* **PROVIDED ENTRIES**

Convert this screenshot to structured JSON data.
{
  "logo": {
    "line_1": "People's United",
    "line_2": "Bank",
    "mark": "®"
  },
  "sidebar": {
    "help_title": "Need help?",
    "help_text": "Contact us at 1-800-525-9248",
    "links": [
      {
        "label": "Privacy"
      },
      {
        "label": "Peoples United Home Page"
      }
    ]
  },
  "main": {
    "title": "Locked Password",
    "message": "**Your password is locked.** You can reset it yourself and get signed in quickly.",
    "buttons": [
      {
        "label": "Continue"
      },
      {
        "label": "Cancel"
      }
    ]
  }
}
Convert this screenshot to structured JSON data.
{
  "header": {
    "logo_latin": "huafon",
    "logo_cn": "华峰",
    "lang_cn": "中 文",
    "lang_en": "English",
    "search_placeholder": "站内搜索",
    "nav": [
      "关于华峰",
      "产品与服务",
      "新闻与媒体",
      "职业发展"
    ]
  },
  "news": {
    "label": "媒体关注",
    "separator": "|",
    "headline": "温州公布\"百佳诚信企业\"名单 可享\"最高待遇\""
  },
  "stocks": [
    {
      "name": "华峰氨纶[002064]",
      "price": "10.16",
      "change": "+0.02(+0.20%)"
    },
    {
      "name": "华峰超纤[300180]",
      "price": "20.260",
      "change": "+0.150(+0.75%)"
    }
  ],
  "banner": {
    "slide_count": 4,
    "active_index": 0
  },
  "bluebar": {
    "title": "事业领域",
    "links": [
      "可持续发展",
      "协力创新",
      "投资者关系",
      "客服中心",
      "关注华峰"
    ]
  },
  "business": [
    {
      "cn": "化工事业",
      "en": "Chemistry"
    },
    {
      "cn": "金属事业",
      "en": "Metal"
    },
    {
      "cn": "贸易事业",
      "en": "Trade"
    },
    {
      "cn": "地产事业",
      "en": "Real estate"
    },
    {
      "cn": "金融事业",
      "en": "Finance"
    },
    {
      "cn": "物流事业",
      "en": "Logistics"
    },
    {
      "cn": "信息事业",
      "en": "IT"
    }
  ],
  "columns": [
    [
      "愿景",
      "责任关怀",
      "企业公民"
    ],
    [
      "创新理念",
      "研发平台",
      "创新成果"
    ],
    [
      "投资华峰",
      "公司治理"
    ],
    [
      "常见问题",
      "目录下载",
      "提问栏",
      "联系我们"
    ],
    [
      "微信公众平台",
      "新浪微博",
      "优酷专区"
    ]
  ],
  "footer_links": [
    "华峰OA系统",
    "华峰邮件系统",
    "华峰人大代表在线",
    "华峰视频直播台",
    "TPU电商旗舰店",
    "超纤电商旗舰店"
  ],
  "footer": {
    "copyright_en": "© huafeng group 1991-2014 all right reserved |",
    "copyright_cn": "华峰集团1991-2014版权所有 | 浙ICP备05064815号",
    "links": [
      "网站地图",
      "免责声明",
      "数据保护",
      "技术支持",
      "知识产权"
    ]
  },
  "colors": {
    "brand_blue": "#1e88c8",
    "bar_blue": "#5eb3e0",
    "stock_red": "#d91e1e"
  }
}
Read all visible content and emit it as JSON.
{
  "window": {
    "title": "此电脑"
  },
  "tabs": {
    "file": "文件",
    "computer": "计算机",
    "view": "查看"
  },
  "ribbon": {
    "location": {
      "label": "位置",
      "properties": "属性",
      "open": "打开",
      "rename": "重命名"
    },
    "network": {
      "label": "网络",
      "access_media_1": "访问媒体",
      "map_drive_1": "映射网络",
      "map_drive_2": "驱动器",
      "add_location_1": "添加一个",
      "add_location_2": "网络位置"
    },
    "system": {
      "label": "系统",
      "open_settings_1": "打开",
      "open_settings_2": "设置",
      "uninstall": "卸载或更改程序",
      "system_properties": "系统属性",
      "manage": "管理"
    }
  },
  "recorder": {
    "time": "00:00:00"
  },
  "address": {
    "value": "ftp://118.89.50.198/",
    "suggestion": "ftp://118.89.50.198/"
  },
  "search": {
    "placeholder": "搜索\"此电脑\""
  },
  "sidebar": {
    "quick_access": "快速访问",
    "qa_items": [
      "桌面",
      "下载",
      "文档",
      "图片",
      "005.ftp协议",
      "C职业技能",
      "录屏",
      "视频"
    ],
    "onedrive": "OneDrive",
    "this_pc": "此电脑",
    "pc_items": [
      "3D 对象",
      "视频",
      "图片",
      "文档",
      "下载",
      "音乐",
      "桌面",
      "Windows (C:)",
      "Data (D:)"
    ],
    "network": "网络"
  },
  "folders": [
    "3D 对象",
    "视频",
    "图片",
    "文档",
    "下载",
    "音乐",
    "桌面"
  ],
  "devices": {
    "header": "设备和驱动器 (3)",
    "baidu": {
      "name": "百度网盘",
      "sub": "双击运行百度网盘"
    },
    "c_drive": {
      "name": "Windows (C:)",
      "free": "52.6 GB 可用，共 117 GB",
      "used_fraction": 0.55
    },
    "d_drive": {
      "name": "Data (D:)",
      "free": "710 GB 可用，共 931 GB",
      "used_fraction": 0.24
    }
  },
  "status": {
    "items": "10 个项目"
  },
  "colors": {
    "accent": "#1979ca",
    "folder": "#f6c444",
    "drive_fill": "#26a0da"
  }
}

* **TASK STATEMENT**
Every entry above should be retyped exactly as shown.

* **COMPLETE RESPONSE**
Convert this screenshot to structured JSON data.
{
  "logo": {
    "line_1": "People's United",
    "line_2": "Bank",
    "mark": "®"
  },
  "sidebar": {
    "help_title": "Need help?",
    "help_text": "Contact us at 1-800-525-9248",
    "links": [
      {
        "label": "Privacy"
      },
      {
        "label": "Peoples United Home Page"
      }
    ]
  },
  "main": {
    "title": "Locked Password",
    "message": "**Your password is locked.** You can reset it yourself and get signed in quickly.",
    "buttons": [
      {
        "label": "Continue"
      },
      {
        "label": "Cancel"
      }
    ]
  }
}
Convert this screenshot to structured JSON data.
{
  "header": {
    "logo_latin": "huafon",
    "logo_cn": "华峰",
    "lang_cn": "中 文",
    "lang_en": "English",
    "search_placeholder": "站内搜索",
    "nav": [
      "关于华峰",
      "产品与服务",
      "新闻与媒体",
      "职业发展"
    ]
  },
  "news": {
    "label": "媒体关注",
    "separator": "|",
    "headline": "温州公布\"百佳诚信企业\"名单 可享\"最高待遇\""
  },
  "stocks": [
    {
      "name": "华峰氨纶[002064]",
      "price": "10.16",
      "change": "+0.02(+0.20%)"
    },
    {
      "name": "华峰超纤[300180]",
      "price": "20.260",
      "change": "+0.150(+0.75%)"
    }
  ],
  "banner": {
    "slide_count": 4,
    "active_index": 0
  },
  "bluebar": {
    "title": "事业领域",
    "links": [
      "可持续发展",
      "协力创新",
      "投资者关系",
      "客服中心",
      "关注华峰"
    ]
  },
  "business": [
    {
      "cn": "化工事业",
      "en": "Chemistry"
    },
    {
      "cn": "金属事业",
      "en": "Metal"
    },
    {
      "cn": "贸易事业",
      "en": "Trade"
    },
    {
      "cn": "地产事业",
      "en": "Real estate"
    },
    {
      "cn": "金融事业",
      "en": "Finance"
    },
    {
      "cn": "物流事业",
      "en": "Logistics"
    },
    {
      "cn": "信息事业",
      "en": "IT"
    }
  ],
  "columns": [
    [
      "愿景",
      "责任关怀",
      "企业公民"
    ],
    [
      "创新理念",
      "研发平台",
      "创新成果"
    ],
    [
      "投资华峰",
      "公司治理"
    ],
    [
      "常见问题",
      "目录下载",
      "提问栏",
      "联系我们"
    ],
    [
      "微信公众平台",
      "新浪微博",
      "优酷专区"
    ]
  ],
  "footer_links": [
    "华峰OA系统",
    "华峰邮件系统",
    "华峰人大代表在线",
    "华峰视频直播台",
    "TPU电商旗舰店",
    "超纤电商旗舰店"
  ],
  "footer": {
    "copyright_en": "© huafeng group 1991-2014 all right reserved |",
    "copyright_cn": "华峰集团1991-2014版权所有 | 浙ICP备05064815号",
    "links": [
      "网站地图",
      "免责声明",
      "数据保护",
      "技术支持",
      "知识产权"
    ]
  },
  "colors": {
    "brand_blue": "#1e88c8",
    "bar_blue": "#5eb3e0",
    "stock_red": "#d91e1e"
  }
}
Read all visible content and emit it as JSON.
{
  "window": {
    "title": "此电脑"
  },
  "tabs": {
    "file": "文件",
    "computer": "计算机",
    "view": "查看"
  },
  "ribbon": {
    "location": {
      "label": "位置",
      "properties": "属性",
      "open": "打开",
      "rename": "重命名"
    },
    "network": {
      "label": "网络",
      "access_media_1": "访问媒体",
      "map_drive_1": "映射网络",
      "map_drive_2": "驱动器",
      "add_location_1": "添加一个",
      "add_location_2": "网络位置"
    },
    "system": {
      "label": "系统",
      "open_settings_1": "打开",
      "open_settings_2": "设置",
      "uninstall": "卸载或更改程序",
      "system_properties": "系统属性",
      "manage": "管理"
    }
  },
  "recorder": {
    "time": "00:00:00"
  },
  "address": {
    "value": "ftp://118.89.50.198/",
    "suggestion": "ftp://118.89.50.198/"
  },
  "search": {
    "placeholder": "搜索\"此电脑\""
  },
  "sidebar": {
    "quick_access": "快速访问",
    "qa_items": [
      "桌面",
      "下载",
      "文档",
      "图片",
      "005.ftp协议",
      "C职业技能",
      "录屏",
      "视频"
    ],
    "onedrive": "OneDrive",
    "this_pc": "此电脑",
    "pc_items": [
      "3D 对象",
      "视频",
      "图片",
      "文档",
      "下载",
      "音乐",
      "桌面",
      "Windows (C:)",
      "Data (D:)"
    ],
    "network": "网络"
  },
  "folders": [
    "3D 对象",
    "视频",
    "图片",
    "文档",
    "下载",
    "音乐",
    "桌面"
  ],
  "devices": {
    "header": "设备和驱动器 (3)",
    "baidu": {
      "name": "百度网盘",
      "sub": "双击运行百度网盘"
    },
    "c_drive": {
      "name": "Windows (C:)",
      "free": "52.6 GB 可用，共 117 GB",
      "used_fraction": 0.55
    },
    "d_drive": {
      "name": "Data (D:)",
      "free": "710 GB 可用，共 931 GB",
      "used_fraction": 0.24
    }
  },
  "status": {
    "items": "10 个项目"
  },
  "colors": {
    "accent": "#1979ca",
    "folder": "#f6c444",
    "drive_fill": "#26a0da"
  }
}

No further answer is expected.